## WRITTEN REQUEST
Scan the lines below for the string "JSON" and report how many lines contain it, giving only the number.

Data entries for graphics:
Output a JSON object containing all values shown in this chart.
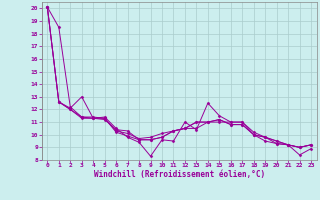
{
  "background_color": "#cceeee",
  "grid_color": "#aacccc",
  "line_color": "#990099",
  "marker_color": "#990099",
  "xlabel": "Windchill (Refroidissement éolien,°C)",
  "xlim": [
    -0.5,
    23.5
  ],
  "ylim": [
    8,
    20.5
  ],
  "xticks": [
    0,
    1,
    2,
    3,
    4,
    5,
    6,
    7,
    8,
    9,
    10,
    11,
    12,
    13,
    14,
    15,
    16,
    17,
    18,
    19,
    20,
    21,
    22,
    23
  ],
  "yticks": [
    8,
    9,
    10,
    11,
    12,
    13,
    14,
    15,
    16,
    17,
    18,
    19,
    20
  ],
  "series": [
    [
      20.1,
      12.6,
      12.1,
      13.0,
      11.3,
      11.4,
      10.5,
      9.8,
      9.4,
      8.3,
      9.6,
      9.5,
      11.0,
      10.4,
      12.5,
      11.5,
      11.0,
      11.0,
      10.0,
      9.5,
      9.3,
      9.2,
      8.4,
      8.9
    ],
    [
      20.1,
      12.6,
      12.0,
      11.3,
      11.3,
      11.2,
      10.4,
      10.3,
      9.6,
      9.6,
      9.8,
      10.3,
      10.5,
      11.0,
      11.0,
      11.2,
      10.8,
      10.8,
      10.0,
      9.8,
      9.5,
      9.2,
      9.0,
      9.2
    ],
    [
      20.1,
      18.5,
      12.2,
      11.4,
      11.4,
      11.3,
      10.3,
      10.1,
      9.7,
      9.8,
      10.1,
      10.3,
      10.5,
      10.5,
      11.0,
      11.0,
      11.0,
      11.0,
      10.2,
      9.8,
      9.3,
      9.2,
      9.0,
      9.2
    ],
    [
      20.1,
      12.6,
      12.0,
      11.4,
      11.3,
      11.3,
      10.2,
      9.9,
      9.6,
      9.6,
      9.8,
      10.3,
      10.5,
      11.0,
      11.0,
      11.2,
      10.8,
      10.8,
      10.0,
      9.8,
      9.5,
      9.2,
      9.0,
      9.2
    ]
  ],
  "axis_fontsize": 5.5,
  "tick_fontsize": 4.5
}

==

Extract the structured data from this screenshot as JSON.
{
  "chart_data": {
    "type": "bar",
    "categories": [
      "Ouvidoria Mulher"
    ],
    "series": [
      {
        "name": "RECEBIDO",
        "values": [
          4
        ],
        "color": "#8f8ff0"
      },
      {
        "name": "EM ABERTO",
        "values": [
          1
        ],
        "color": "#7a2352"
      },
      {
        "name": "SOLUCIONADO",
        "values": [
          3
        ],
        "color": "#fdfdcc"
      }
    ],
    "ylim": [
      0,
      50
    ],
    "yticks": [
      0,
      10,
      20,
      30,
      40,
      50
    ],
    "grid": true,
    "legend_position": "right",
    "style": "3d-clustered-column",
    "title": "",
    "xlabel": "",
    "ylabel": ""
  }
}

## FULL SOLUTION
2